**** Listed records
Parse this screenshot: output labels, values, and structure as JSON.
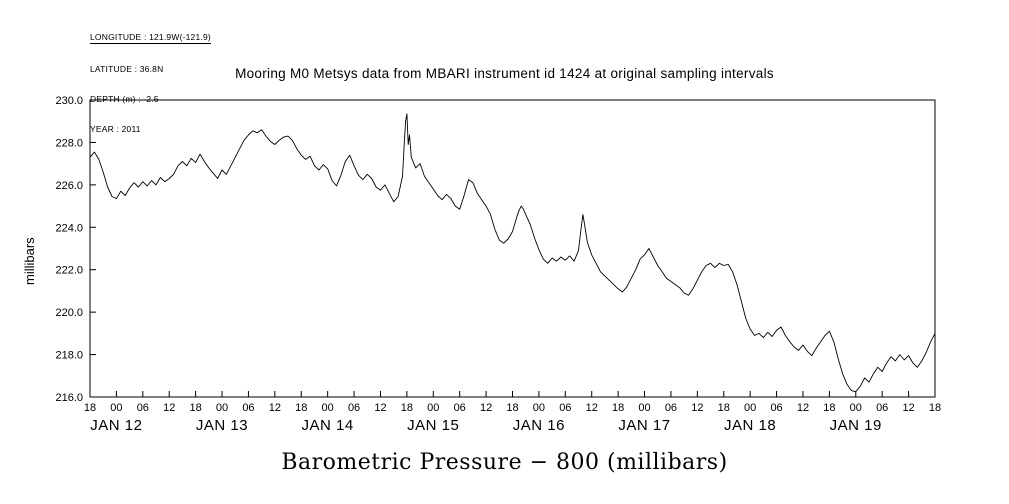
{
  "meta": {
    "longitude": "LONGITUDE : 121.9W(-121.9)",
    "latitude": "LATITUDE : 36.8N",
    "depth": "DEPTH (m) : -2.5",
    "year": "YEAR : 2011"
  },
  "chart_data": {
    "type": "line",
    "title": "Mooring M0 Metsys data from MBARI instrument id 1424 at original sampling intervals",
    "xlabel": "Barometric Pressure − 800 (millibars)",
    "ylabel": "millibars",
    "ylim": [
      216,
      230
    ],
    "xlim_hours": [
      0,
      192
    ],
    "grid": false,
    "legend": "none",
    "line_color": "#000000",
    "y_ticks": [
      230,
      228,
      226,
      224,
      222,
      220,
      218,
      216
    ],
    "y_tick_labels": [
      "230.0",
      "228.0",
      "226.0",
      "224.0",
      "222.0",
      "220.0",
      "218.0",
      "216.0"
    ],
    "x_tick_interval_hours": 6,
    "x_tick_labels": [
      "18",
      "00",
      "06",
      "12",
      "18",
      "00",
      "06",
      "12",
      "18",
      "00",
      "06",
      "12",
      "18",
      "00",
      "06",
      "12",
      "18",
      "00",
      "06",
      "12",
      "18",
      "00",
      "06",
      "12",
      "18",
      "00",
      "06",
      "12",
      "18",
      "00",
      "06",
      "12",
      "18"
    ],
    "day_labels": [
      {
        "label": "JAN 12",
        "hour": 6
      },
      {
        "label": "JAN 13",
        "hour": 30
      },
      {
        "label": "JAN 14",
        "hour": 54
      },
      {
        "label": "JAN 15",
        "hour": 78
      },
      {
        "label": "JAN 16",
        "hour": 102
      },
      {
        "label": "JAN 17",
        "hour": 126
      },
      {
        "label": "JAN 18",
        "hour": 150
      },
      {
        "label": "JAN 19",
        "hour": 174
      }
    ],
    "points": [
      [
        0,
        227.3
      ],
      [
        1,
        227.55
      ],
      [
        2,
        227.2
      ],
      [
        3,
        226.6
      ],
      [
        4,
        225.9
      ],
      [
        5,
        225.45
      ],
      [
        6,
        225.35
      ],
      [
        7,
        225.7
      ],
      [
        8,
        225.5
      ],
      [
        9,
        225.85
      ],
      [
        10,
        226.1
      ],
      [
        11,
        225.9
      ],
      [
        12,
        226.15
      ],
      [
        13,
        225.95
      ],
      [
        14,
        226.2
      ],
      [
        15,
        226.0
      ],
      [
        16,
        226.35
      ],
      [
        17,
        226.15
      ],
      [
        18,
        226.3
      ],
      [
        19,
        226.5
      ],
      [
        20,
        226.9
      ],
      [
        21,
        227.1
      ],
      [
        22,
        226.9
      ],
      [
        23,
        227.25
      ],
      [
        24,
        227.05
      ],
      [
        25,
        227.45
      ],
      [
        26,
        227.1
      ],
      [
        27,
        226.8
      ],
      [
        28,
        226.55
      ],
      [
        29,
        226.3
      ],
      [
        30,
        226.7
      ],
      [
        31,
        226.5
      ],
      [
        32,
        226.9
      ],
      [
        33,
        227.3
      ],
      [
        34,
        227.7
      ],
      [
        35,
        228.1
      ],
      [
        36,
        228.35
      ],
      [
        37,
        228.55
      ],
      [
        38,
        228.45
      ],
      [
        39,
        228.6
      ],
      [
        40,
        228.3
      ],
      [
        41,
        228.05
      ],
      [
        42,
        227.9
      ],
      [
        43,
        228.1
      ],
      [
        44,
        228.25
      ],
      [
        45,
        228.3
      ],
      [
        46,
        228.1
      ],
      [
        47,
        227.7
      ],
      [
        48,
        227.4
      ],
      [
        49,
        227.2
      ],
      [
        50,
        227.35
      ],
      [
        51,
        226.9
      ],
      [
        52,
        226.7
      ],
      [
        53,
        226.95
      ],
      [
        54,
        226.75
      ],
      [
        55,
        226.2
      ],
      [
        56,
        225.95
      ],
      [
        57,
        226.45
      ],
      [
        58,
        227.1
      ],
      [
        59,
        227.4
      ],
      [
        60,
        226.9
      ],
      [
        61,
        226.45
      ],
      [
        62,
        226.25
      ],
      [
        63,
        226.5
      ],
      [
        64,
        226.3
      ],
      [
        65,
        225.9
      ],
      [
        66,
        225.75
      ],
      [
        67,
        226.0
      ],
      [
        68,
        225.6
      ],
      [
        69,
        225.2
      ],
      [
        70,
        225.45
      ],
      [
        71,
        226.4
      ],
      [
        71.4,
        227.9
      ],
      [
        71.7,
        229.0
      ],
      [
        72,
        229.35
      ],
      [
        72.3,
        227.9
      ],
      [
        72.6,
        228.35
      ],
      [
        73,
        227.3
      ],
      [
        74,
        226.8
      ],
      [
        75,
        227.0
      ],
      [
        76,
        226.4
      ],
      [
        77,
        226.1
      ],
      [
        78,
        225.8
      ],
      [
        79,
        225.5
      ],
      [
        80,
        225.3
      ],
      [
        81,
        225.55
      ],
      [
        82,
        225.35
      ],
      [
        83,
        225.0
      ],
      [
        84,
        224.85
      ],
      [
        85,
        225.5
      ],
      [
        86,
        226.25
      ],
      [
        87,
        226.1
      ],
      [
        88,
        225.6
      ],
      [
        89,
        225.3
      ],
      [
        90,
        225.0
      ],
      [
        91,
        224.6
      ],
      [
        92,
        223.9
      ],
      [
        93,
        223.4
      ],
      [
        94,
        223.25
      ],
      [
        95,
        223.45
      ],
      [
        96,
        223.8
      ],
      [
        97,
        224.5
      ],
      [
        97.5,
        224.8
      ],
      [
        98,
        225.0
      ],
      [
        98.5,
        224.85
      ],
      [
        99,
        224.6
      ],
      [
        100,
        224.15
      ],
      [
        101,
        223.5
      ],
      [
        102,
        222.95
      ],
      [
        103,
        222.5
      ],
      [
        104,
        222.3
      ],
      [
        105,
        222.55
      ],
      [
        106,
        222.4
      ],
      [
        107,
        222.6
      ],
      [
        108,
        222.45
      ],
      [
        109,
        222.65
      ],
      [
        110,
        222.4
      ],
      [
        111,
        222.9
      ],
      [
        111.5,
        223.8
      ],
      [
        112,
        224.6
      ],
      [
        112.4,
        224.1
      ],
      [
        113,
        223.3
      ],
      [
        114,
        222.7
      ],
      [
        115,
        222.3
      ],
      [
        116,
        221.9
      ],
      [
        117,
        221.7
      ],
      [
        118,
        221.5
      ],
      [
        119,
        221.3
      ],
      [
        120,
        221.1
      ],
      [
        121,
        220.95
      ],
      [
        122,
        221.2
      ],
      [
        123,
        221.6
      ],
      [
        124,
        222.0
      ],
      [
        125,
        222.5
      ],
      [
        126,
        222.7
      ],
      [
        127,
        223.0
      ],
      [
        128,
        222.6
      ],
      [
        129,
        222.2
      ],
      [
        130,
        221.9
      ],
      [
        131,
        221.6
      ],
      [
        132,
        221.45
      ],
      [
        133,
        221.3
      ],
      [
        134,
        221.15
      ],
      [
        135,
        220.9
      ],
      [
        136,
        220.8
      ],
      [
        137,
        221.1
      ],
      [
        138,
        221.5
      ],
      [
        139,
        221.9
      ],
      [
        140,
        222.2
      ],
      [
        141,
        222.3
      ],
      [
        142,
        222.1
      ],
      [
        143,
        222.3
      ],
      [
        144,
        222.2
      ],
      [
        145,
        222.25
      ],
      [
        146,
        221.9
      ],
      [
        147,
        221.3
      ],
      [
        148,
        220.5
      ],
      [
        149,
        219.7
      ],
      [
        150,
        219.2
      ],
      [
        151,
        218.9
      ],
      [
        152,
        219.0
      ],
      [
        153,
        218.8
      ],
      [
        154,
        219.05
      ],
      [
        155,
        218.85
      ],
      [
        156,
        219.15
      ],
      [
        157,
        219.3
      ],
      [
        158,
        218.9
      ],
      [
        159,
        218.6
      ],
      [
        160,
        218.35
      ],
      [
        161,
        218.2
      ],
      [
        162,
        218.45
      ],
      [
        163,
        218.15
      ],
      [
        164,
        217.95
      ],
      [
        165,
        218.3
      ],
      [
        166,
        218.6
      ],
      [
        167,
        218.9
      ],
      [
        168,
        219.1
      ],
      [
        169,
        218.6
      ],
      [
        170,
        217.8
      ],
      [
        171,
        217.1
      ],
      [
        172,
        216.6
      ],
      [
        173,
        216.3
      ],
      [
        174,
        216.25
      ],
      [
        175,
        216.5
      ],
      [
        176,
        216.9
      ],
      [
        177,
        216.7
      ],
      [
        178,
        217.1
      ],
      [
        179,
        217.4
      ],
      [
        180,
        217.2
      ],
      [
        181,
        217.6
      ],
      [
        182,
        217.9
      ],
      [
        183,
        217.7
      ],
      [
        184,
        218.0
      ],
      [
        185,
        217.75
      ],
      [
        186,
        217.95
      ],
      [
        187,
        217.6
      ],
      [
        188,
        217.4
      ],
      [
        189,
        217.7
      ],
      [
        190,
        218.1
      ],
      [
        191,
        218.6
      ],
      [
        192,
        219.0
      ]
    ]
  }
}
********
- **Challenge**
Read the data above. Pull out each line in which the string "millibars" appears.

- **Response for this exercise**
    "xlabel": "Barometric Pressure − 800 (millibars)",
    "ylabel": "millibars",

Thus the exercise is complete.